- **Short problem**
Write out all of the data exactly as it appears.

-- start of Dataset records --

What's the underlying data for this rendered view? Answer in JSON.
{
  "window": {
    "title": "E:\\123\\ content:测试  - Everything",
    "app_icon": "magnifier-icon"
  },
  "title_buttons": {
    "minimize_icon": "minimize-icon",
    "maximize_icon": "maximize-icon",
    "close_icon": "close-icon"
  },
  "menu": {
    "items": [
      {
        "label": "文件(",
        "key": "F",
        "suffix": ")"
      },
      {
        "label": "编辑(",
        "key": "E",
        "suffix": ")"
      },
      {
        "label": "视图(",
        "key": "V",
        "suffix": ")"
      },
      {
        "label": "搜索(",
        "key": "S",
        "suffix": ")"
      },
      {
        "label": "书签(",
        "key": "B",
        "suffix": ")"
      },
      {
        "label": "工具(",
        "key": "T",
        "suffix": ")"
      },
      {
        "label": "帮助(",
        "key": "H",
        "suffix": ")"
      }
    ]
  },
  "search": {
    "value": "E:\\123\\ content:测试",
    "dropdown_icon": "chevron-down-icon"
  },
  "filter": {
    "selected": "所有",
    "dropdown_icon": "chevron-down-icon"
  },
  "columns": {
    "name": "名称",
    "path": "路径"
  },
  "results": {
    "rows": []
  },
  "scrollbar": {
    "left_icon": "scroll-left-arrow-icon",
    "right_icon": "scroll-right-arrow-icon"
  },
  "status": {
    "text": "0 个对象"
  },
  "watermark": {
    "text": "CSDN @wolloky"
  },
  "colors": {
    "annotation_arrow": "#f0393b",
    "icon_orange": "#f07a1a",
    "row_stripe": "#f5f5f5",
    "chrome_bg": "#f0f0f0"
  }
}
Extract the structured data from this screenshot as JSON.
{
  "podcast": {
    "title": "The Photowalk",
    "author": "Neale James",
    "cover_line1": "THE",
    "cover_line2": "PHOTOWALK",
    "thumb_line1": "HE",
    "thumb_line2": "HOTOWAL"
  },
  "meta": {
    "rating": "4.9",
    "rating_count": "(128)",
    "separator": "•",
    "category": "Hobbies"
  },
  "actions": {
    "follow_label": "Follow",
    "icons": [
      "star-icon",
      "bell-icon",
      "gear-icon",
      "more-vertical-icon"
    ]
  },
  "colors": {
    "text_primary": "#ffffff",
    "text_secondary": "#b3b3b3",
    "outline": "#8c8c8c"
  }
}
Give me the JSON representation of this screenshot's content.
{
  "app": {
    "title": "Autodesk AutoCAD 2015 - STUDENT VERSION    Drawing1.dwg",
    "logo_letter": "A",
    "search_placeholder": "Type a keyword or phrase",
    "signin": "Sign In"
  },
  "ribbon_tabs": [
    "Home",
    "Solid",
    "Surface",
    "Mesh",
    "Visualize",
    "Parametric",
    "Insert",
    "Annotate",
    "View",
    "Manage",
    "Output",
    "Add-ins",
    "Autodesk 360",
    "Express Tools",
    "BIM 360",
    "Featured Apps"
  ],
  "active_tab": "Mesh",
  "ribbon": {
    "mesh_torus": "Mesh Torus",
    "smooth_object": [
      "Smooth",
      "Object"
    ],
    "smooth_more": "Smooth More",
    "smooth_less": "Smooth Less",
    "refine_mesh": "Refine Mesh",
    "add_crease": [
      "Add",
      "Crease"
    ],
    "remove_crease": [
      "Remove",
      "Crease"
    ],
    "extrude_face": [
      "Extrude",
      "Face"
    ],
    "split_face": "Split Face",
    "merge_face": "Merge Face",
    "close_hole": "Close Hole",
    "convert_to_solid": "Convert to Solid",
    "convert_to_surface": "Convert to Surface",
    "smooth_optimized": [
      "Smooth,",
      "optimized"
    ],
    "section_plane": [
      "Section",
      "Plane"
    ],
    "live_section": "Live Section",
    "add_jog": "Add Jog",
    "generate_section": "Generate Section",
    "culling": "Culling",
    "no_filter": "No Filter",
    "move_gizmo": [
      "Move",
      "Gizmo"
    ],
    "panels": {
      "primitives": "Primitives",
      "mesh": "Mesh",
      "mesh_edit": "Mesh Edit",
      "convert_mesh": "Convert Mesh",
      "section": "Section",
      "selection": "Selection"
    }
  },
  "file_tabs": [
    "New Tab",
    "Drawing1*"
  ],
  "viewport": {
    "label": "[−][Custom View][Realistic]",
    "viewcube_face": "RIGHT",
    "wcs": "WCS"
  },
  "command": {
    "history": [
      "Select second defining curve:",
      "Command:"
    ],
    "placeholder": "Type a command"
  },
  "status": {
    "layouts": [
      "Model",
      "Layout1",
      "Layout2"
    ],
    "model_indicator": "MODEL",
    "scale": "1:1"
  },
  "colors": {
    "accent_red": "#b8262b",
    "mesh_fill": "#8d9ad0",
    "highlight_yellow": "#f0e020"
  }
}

-- end of Dataset records --

- **Solution to this task**
What's the underlying data for this rendered view? Answer in JSON.
{
  "window": {
    "title": "E:\\123\\ content:测试  - Everything",
    "app_icon": "magnifier-icon"
  },
  "title_buttons": {
    "minimize_icon": "minimize-icon",
    "maximize_icon": "maximize-icon",
    "close_icon": "close-icon"
  },
  "menu": {
    "items": [
      {
        "label": "文件(",
        "key": "F",
        "suffix": ")"
      },
      {
        "label": "编辑(",
        "key": "E",
        "suffix": ")"
      },
      {
        "label": "视图(",
        "key": "V",
        "suffix": ")"
      },
      {
        "label": "搜索(",
        "key": "S",
        "suffix": ")"
      },
      {
        "label": "书签(",
        "key": "B",
        "suffix": ")"
      },
      {
        "label": "工具(",
        "key": "T",
        "suffix": ")"
      },
      {
        "label": "帮助(",
        "key": "H",
        "suffix": ")"
      }
    ]
  },
  "search": {
    "value": "E:\\123\\ content:测试",
    "dropdown_icon": "chevron-down-icon"
  },
  "filter": {
    "selected": "所有",
    "dropdown_icon": "chevron-down-icon"
  },
  "columns": {
    "name": "名称",
    "path": "路径"
  },
  "results": {
    "rows": []
  },
  "scrollbar": {
    "left_icon": "scroll-left-arrow-icon",
    "right_icon": "scroll-right-arrow-icon"
  },
  "status": {
    "text": "0 个对象"
  },
  "watermark": {
    "text": "CSDN @wolloky"
  },
  "colors": {
    "annotation_arrow": "#f0393b",
    "icon_orange": "#f07a1a",
    "row_stripe": "#f5f5f5",
    "chrome_bg": "#f0f0f0"
  }
}
Extract the structured data from this screenshot as JSON.
{
  "podcast": {
    "title": "The Photowalk",
    "author": "Neale James",
    "cover_line1": "THE",
    "cover_line2": "PHOTOWALK",
    "thumb_line1": "HE",
    "thumb_line2": "HOTOWAL"
  },
  "meta": {
    "rating": "4.9",
    "rating_count": "(128)",
    "separator": "•",
    "category": "Hobbies"
  },
  "actions": {
    "follow_label": "Follow",
    "icons": [
      "star-icon",
      "bell-icon",
      "gear-icon",
      "more-vertical-icon"
    ]
  },
  "colors": {
    "text_primary": "#ffffff",
    "text_secondary": "#b3b3b3",
    "outline": "#8c8c8c"
  }
}
Give me the JSON representation of this screenshot's content.
{
  "app": {
    "title": "Autodesk AutoCAD 2015 - STUDENT VERSION    Drawing1.dwg",
    "logo_letter": "A",
    "search_placeholder": "Type a keyword or phrase",
    "signin": "Sign In"
  },
  "ribbon_tabs": [
    "Home",
    "Solid",
    "Surface",
    "Mesh",
    "Visualize",
    "Parametric",
    "Insert",
    "Annotate",
    "View",
    "Manage",
    "Output",
    "Add-ins",
    "Autodesk 360",
    "Express Tools",
    "BIM 360",
    "Featured Apps"
  ],
  "active_tab": "Mesh",
  "ribbon": {
    "mesh_torus": "Mesh Torus",
    "smooth_object": [
      "Smooth",
      "Object"
    ],
    "smooth_more": "Smooth More",
    "smooth_less": "Smooth Less",
    "refine_mesh": "Refine Mesh",
    "add_crease": [
      "Add",
      "Crease"
    ],
    "remove_crease": [
      "Remove",
      "Crease"
    ],
    "extrude_face": [
      "Extrude",
      "Face"
    ],
    "split_face": "Split Face",
    "merge_face": "Merge Face",
    "close_hole": "Close Hole",
    "convert_to_solid": "Convert to Solid",
    "convert_to_surface": "Convert to Surface",
    "smooth_optimized": [
      "Smooth,",
      "optimized"
    ],
    "section_plane": [
      "Section",
      "Plane"
    ],
    "live_section": "Live Section",
    "add_jog": "Add Jog",
    "generate_section": "Generate Section",
    "culling": "Culling",
    "no_filter": "No Filter",
    "move_gizmo": [
      "Move",
      "Gizmo"
    ],
    "panels": {
      "primitives": "Primitives",
      "mesh": "Mesh",
      "mesh_edit": "Mesh Edit",
      "convert_mesh": "Convert Mesh",
      "section": "Section",
      "selection": "Selection"
    }
  },
  "file_tabs": [
    "New Tab",
    "Drawing1*"
  ],
  "viewport": {
    "label": "[−][Custom View][Realistic]",
    "viewcube_face": "RIGHT",
    "wcs": "WCS"
  },
  "command": {
    "history": [
      "Select second defining curve:",
      "Command:"
    ],
    "placeholder": "Type a command"
  },
  "status": {
    "layouts": [
      "Model",
      "Layout1",
      "Layout2"
    ],
    "model_indicator": "MODEL",
    "scale": "1:1"
  },
  "colors": {
    "accent_red": "#b8262b",
    "mesh_fill": "#8d9ad0",
    "highlight_yellow": "#f0e020"
  }
}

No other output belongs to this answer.